# Task description:
Please format every line of the records below as a JSON list of strings, one string per line, leaving out blank lines and the pictures.

# Exercise material:

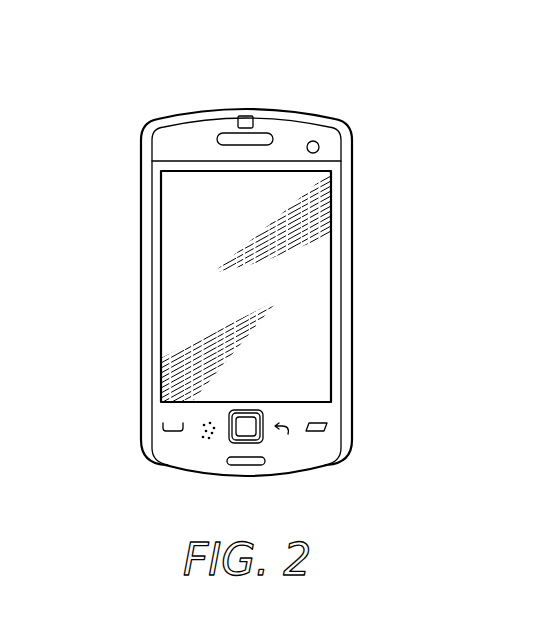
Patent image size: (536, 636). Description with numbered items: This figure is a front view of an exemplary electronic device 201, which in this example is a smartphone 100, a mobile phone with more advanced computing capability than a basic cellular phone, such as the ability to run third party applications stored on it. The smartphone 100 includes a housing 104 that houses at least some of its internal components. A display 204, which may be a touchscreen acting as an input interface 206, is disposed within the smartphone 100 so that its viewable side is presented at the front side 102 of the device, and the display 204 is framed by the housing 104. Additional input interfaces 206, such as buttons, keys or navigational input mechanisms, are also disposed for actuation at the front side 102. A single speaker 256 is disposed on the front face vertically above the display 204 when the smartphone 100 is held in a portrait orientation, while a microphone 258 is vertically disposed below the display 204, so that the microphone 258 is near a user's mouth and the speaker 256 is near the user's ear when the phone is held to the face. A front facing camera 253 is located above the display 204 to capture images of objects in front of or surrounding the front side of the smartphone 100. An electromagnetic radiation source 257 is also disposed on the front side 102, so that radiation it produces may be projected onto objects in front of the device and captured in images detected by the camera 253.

The smartphone 100 is at (130, 108).
The electronic device 201 is at (177, 74).
The front facing camera 253 is at (245, 116).
The speaker 256 is at (263, 133).
The electromagnetic radiation source 257 is at (319, 147).
The housing 104 is at (353, 178).
The display 204 is at (160, 228).
The input interface 206 is at (160, 310).
The front side 102 is at (160, 414).
The microphone 258 is at (245, 465).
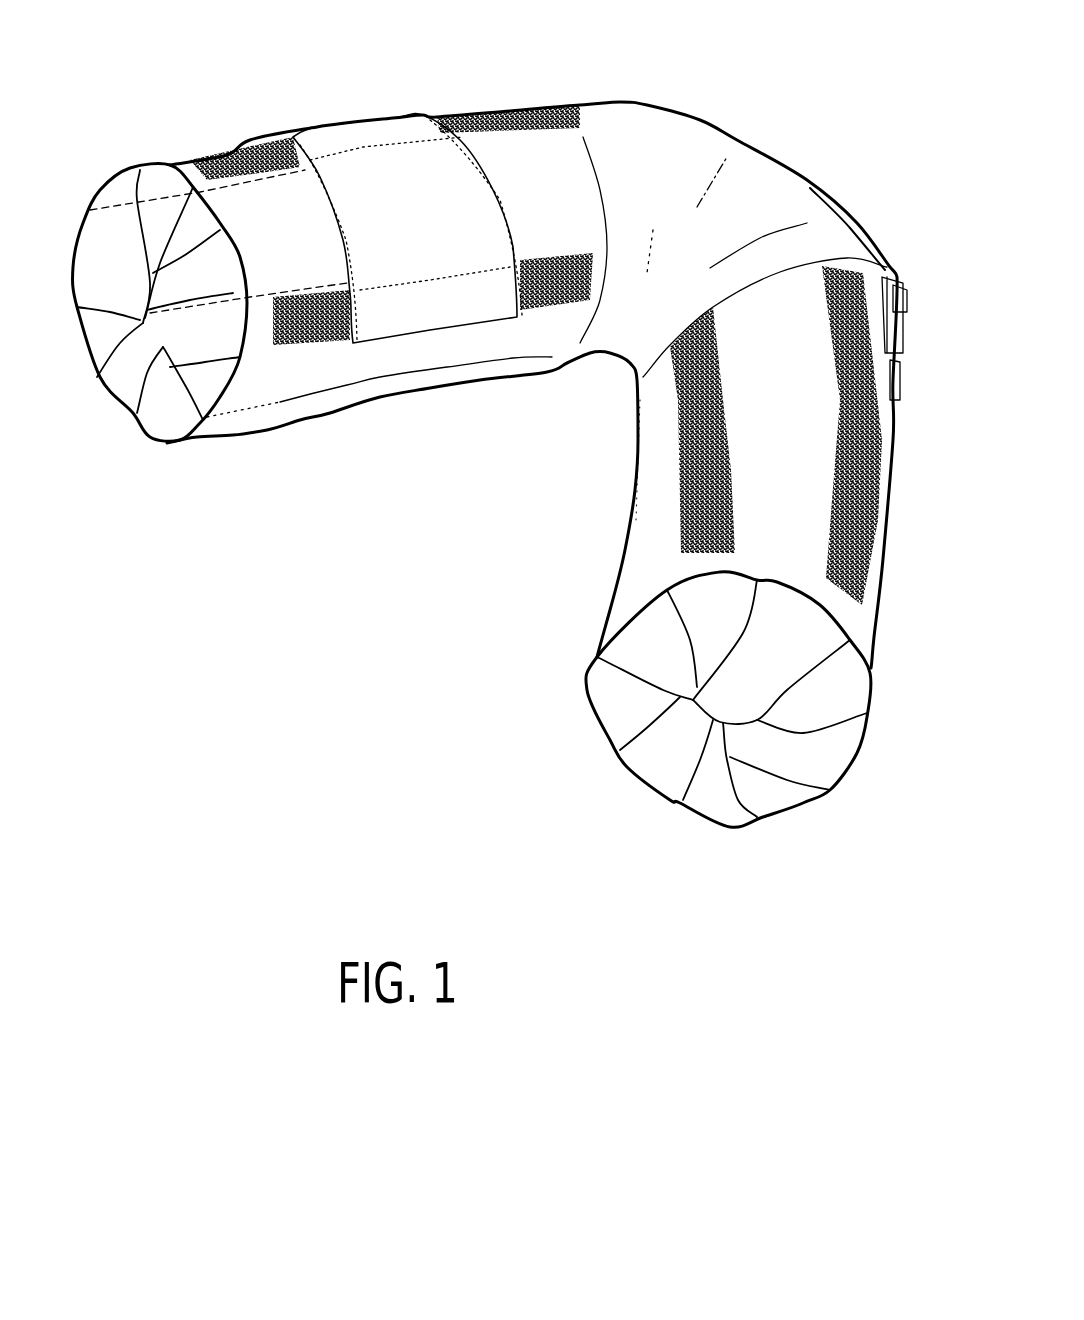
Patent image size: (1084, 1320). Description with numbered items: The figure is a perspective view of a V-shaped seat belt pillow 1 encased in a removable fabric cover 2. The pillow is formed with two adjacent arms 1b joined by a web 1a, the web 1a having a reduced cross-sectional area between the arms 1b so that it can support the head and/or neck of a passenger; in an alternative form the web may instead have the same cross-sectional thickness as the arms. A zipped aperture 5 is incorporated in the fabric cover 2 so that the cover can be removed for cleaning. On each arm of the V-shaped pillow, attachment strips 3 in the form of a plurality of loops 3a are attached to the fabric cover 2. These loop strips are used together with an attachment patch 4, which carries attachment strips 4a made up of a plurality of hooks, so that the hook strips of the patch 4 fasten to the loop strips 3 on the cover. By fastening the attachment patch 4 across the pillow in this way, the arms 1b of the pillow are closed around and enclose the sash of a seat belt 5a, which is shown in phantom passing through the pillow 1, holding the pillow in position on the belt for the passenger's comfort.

The seat belt pillow 1 is at (580, 423).
The web 1a is at (737, 142).
The arms 1b is at (262, 397).
The removable fabric cover 2 is at (613, 591).
The attachment strips 3 is at (843, 390).
The loops 3a is at (492, 110).
The attachment patch 4 is at (432, 231).
The attachment strips of hooks 4a is at (332, 143).
The zipped aperture 5 is at (883, 253).
The sash of a seat belt 5a is at (207, 312).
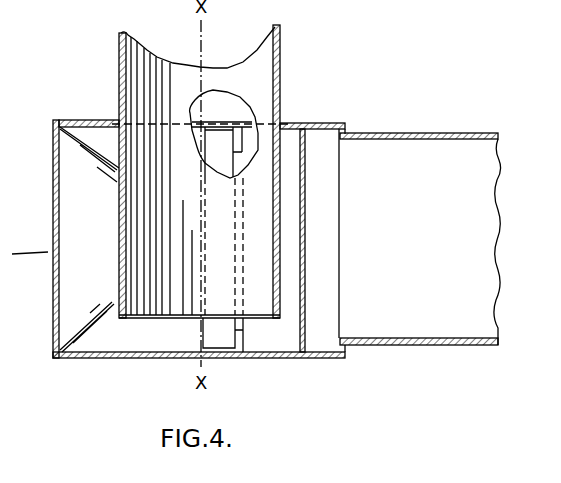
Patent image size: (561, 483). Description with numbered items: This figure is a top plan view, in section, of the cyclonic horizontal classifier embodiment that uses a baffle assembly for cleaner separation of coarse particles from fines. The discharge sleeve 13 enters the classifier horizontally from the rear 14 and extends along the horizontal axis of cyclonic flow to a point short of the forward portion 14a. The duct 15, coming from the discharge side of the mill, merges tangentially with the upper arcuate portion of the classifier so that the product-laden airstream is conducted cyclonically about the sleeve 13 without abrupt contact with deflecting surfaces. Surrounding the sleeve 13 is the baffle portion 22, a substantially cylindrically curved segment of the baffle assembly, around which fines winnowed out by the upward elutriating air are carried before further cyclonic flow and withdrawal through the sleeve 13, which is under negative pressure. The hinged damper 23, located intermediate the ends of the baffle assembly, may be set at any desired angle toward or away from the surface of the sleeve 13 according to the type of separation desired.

The discharge sleeve 13 is at (318, 50).
The rear 14 is at (292, 123).
The forward portion 14a is at (292, 358).
The duct 15 is at (413, 134).
The baffle portion 22 is at (252, 133).
The hinged damper 23 is at (183, 52).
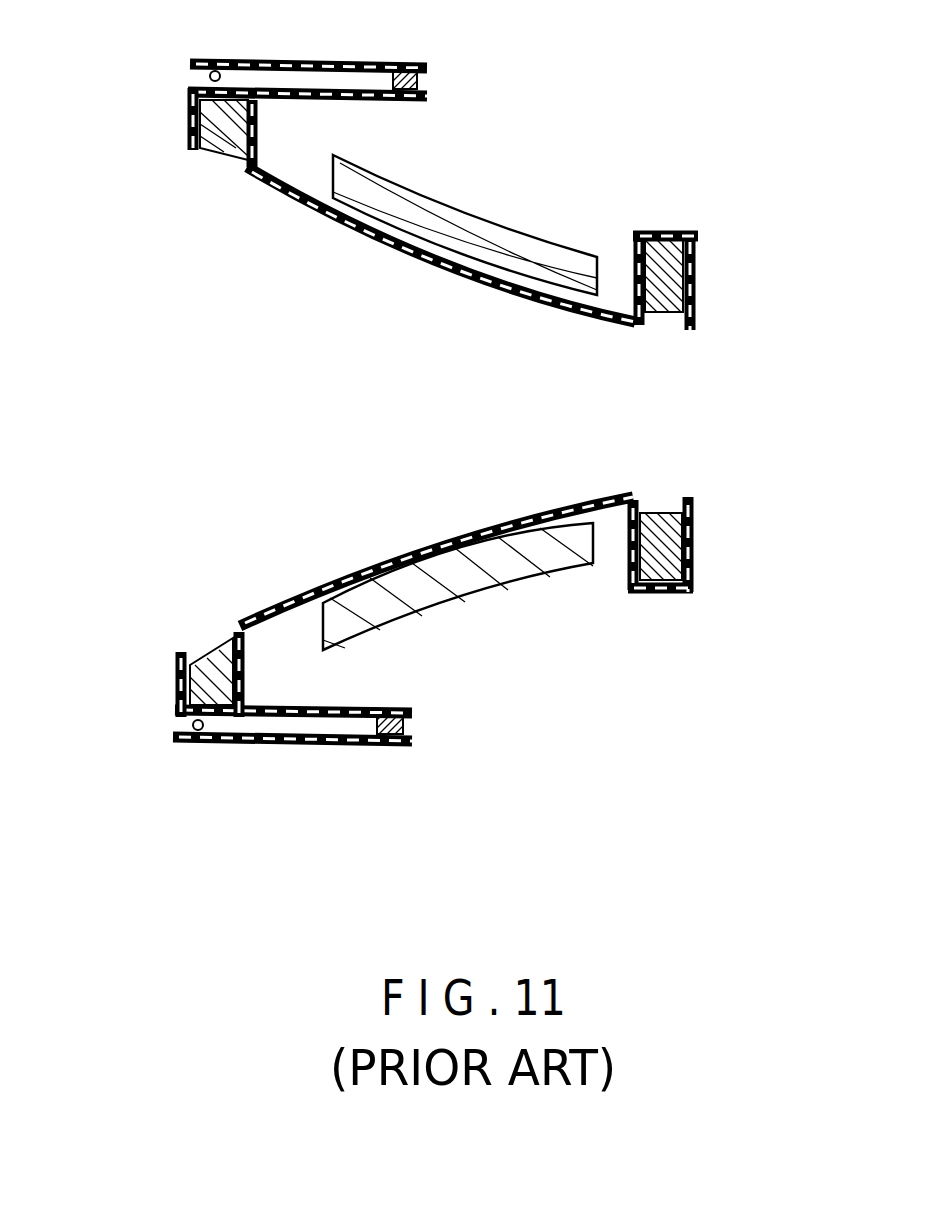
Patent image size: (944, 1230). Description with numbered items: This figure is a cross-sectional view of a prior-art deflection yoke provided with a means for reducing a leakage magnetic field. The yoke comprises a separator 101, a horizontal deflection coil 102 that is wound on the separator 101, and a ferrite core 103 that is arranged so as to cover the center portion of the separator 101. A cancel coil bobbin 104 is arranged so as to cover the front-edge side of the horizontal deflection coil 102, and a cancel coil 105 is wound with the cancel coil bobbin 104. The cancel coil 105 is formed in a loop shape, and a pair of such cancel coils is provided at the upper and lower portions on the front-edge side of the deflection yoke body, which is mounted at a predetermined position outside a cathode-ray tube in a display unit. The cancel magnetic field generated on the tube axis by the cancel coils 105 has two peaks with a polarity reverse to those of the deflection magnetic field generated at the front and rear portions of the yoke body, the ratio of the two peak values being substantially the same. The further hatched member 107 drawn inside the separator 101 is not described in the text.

The separator 101 is at (697, 277).
The horizontal deflection coil 102 is at (225, 142).
The ferrite core 103 is at (510, 228).
The cancel coil bobbin 104 is at (235, 58).
The cancel coil 105 is at (420, 80).
The elastic damping member 107 is at (658, 238).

# Result of the exercise:
[
  "Patent image size: (536, 636). Description with numbered items: This figure is a front view of an exemplary electronic device 201, which in this example is a smartphone 100, a mobile phone with more advanced computing capability than a basic cellular phone, such as the ability to run third party applications stored on it. The smartphone 100 includes a housing 104 that houses at least some of its internal components. A display 204, which may be a touchscreen acting as an input interface 206, is disposed within the smartphone 100 so that its viewable side is presented at the front side 102 of the device, and the display 204 is framed by the housing 104. Additional input interfaces 206, such as buttons, keys or navigational input mechanisms, are also disposed for actuation at the front side 102. A single speaker 256 is disposed on the front face vertically above the display 204 when the smartphone 100 is held in a portrait orientation, while a microphone 258 is vertically disposed below the display 204, so that the microphone 258 is near a user's mouth and the speaker 256 is near the user's ear when the phone is held to the face. A front facing camera 253 is located above the display 204 to capture images of objects in front of or surrounding the front side of the smartphone 100. An electromagnetic radiation source 257 is also disposed on the front side 102, so that radiation it produces may be projected onto objects in front of the device and captured in images detected by the camera 253.",
  "The smartphone 100 is at (130, 108).",
  "The electronic device 201 is at (177, 74).",
  "The front facing camera 253 is at (245, 116).",
  "The speaker 256 is at (263, 133).",
  "The electromagnetic radiation source 257 is at (319, 147).",
  "The housing 104 is at (353, 178).",
  "The display 204 is at (160, 228).",
  "The input interface 206 is at (160, 310).",
  "The front side 102 is at (160, 414).",
  "The microphone 258 is at (245, 465).",
  "Patent image size: (1084, 1320). Description with numbered items: The figure is a perspective view of a V-shaped seat belt pillow 1 encased in a removable fabric cover 2. The pillow is formed with two adjacent arms 1b joined by a web 1a, the web 1a having a reduced cross-sectional area between the arms 1b so that it can support the head and/or neck of a passenger; in an alternative form the web may instead have the same cross-sectional thickness as the arms. A zipped aperture 5 is incorporated in the fabric cover 2 so that the cover can be removed for cleaning. On each arm of the V-shaped pillow, attachment strips 3 in the form of a plurality of loops 3a are attached to the fabric cover 2. These loop strips are used together with an attachment patch 4, which carries attachment strips 4a made up of a plurality of hooks, so that the hook strips of the patch 4 fasten to the loop strips 3 on the cover. By fastening the attachment patch 4 across the pillow in this way, the arms 1b of the pillow are closed around and enclose the sash of a seat belt 5a, which is shown in phantom passing through the pillow 1, holding the pillow in position on the belt for the passenger's comfort.",
  "The seat belt pillow 1 is at (580, 423).",
  "The web 1a is at (737, 142).",
  "The arms 1b is at (262, 397).",
  "The removable fabric cover 2 is at (613, 591).",
  "The attachment strips 3 is at (843, 390).",
  "The loops 3a is at (492, 110).",
  "The attachment patch 4 is at (432, 231).",
  "The attachment strips of hooks 4a is at (332, 143).",
  "The zipped aperture 5 is at (883, 253).",
  "The sash of a seat belt 5a is at (207, 312).",
  "Patent image size: (561, 483). Description with numbered items: This figure is a top plan view, in section, of the cyclonic horizontal classifier embodiment that uses a baffle assembly for cleaner separation of coarse particles from fines. The discharge sleeve 13 enters the classifier horizontally from the rear 14 and extends along the horizontal axis of cyclonic flow to a point short of the forward portion 14a. The duct 15, coming from the discharge side of the mill, merges tangentially with the upper arcuate portion of the classifier so that the product-laden airstream is conducted cyclonically about the sleeve 13 without abrupt contact with deflecting surfaces. Surrounding the sleeve 13 is the baffle portion 22, a substantially cylindrically curved segment of the baffle assembly, around which fines winnowed out by the upward elutriating air are carried before further cyclonic flow and withdrawal through the sleeve 13, which is under negative pressure. The hinged damper 23, located intermediate the ends of the baffle assembly, may be set at any desired angle toward or away from the surface of the sleeve 13 according to the type of separation desired.",
  "The discharge sleeve 13 is at (318, 50).",
  "The rear 14 is at (292, 123).",
  "The forward portion 14a is at (292, 358).",
  "The duct 15 is at (413, 134).",
  "The baffle portion 22 is at (252, 133).",
  "The hinged damper 23 is at (183, 52).",
  "Patent image size: (944, 1230). Description with numbered items: This figure is a cross-sectional view of a prior-art deflection yoke provided with a means for reducing a leakage magnetic field. The yoke comprises a separator 101, a horizontal deflection coil 102 that is wound on the separator 101, and a ferrite core 103 that is arranged so as to cover the center portion of the separator 101. A cancel coil bobbin 104 is arranged so as to cover the front-edge side of the horizontal deflection coil 102, and a cancel coil 105 is wound with the cancel coil bobbin 104. The cancel coil 105 is formed in a loop shape, and a pair of such cancel coils is provided at the upper and lower portions on the front-edge side of the deflection yoke body, which is mounted at a predetermined position outside a cathode-ray tube in a display unit. The cancel magnetic field generated on the tube axis by the cancel coils 105 has two peaks with a polarity reverse to those of the deflection magnetic field generated at the front and rear portions of the yoke body, the ratio of the two peak values being substantially the same. The further hatched member 107 drawn inside the separator 101 is not described in the text.",
  "The separator 101 is at (697, 277).",
  "The horizontal deflection coil 102 is at (225, 142).",
  "The ferrite core 103 is at (510, 228).",
  "The cancel coil bobbin 104 is at (235, 58).",
  "The cancel coil 105 is at (420, 80).",
  "The elastic damping member 107 is at (658, 238)."
]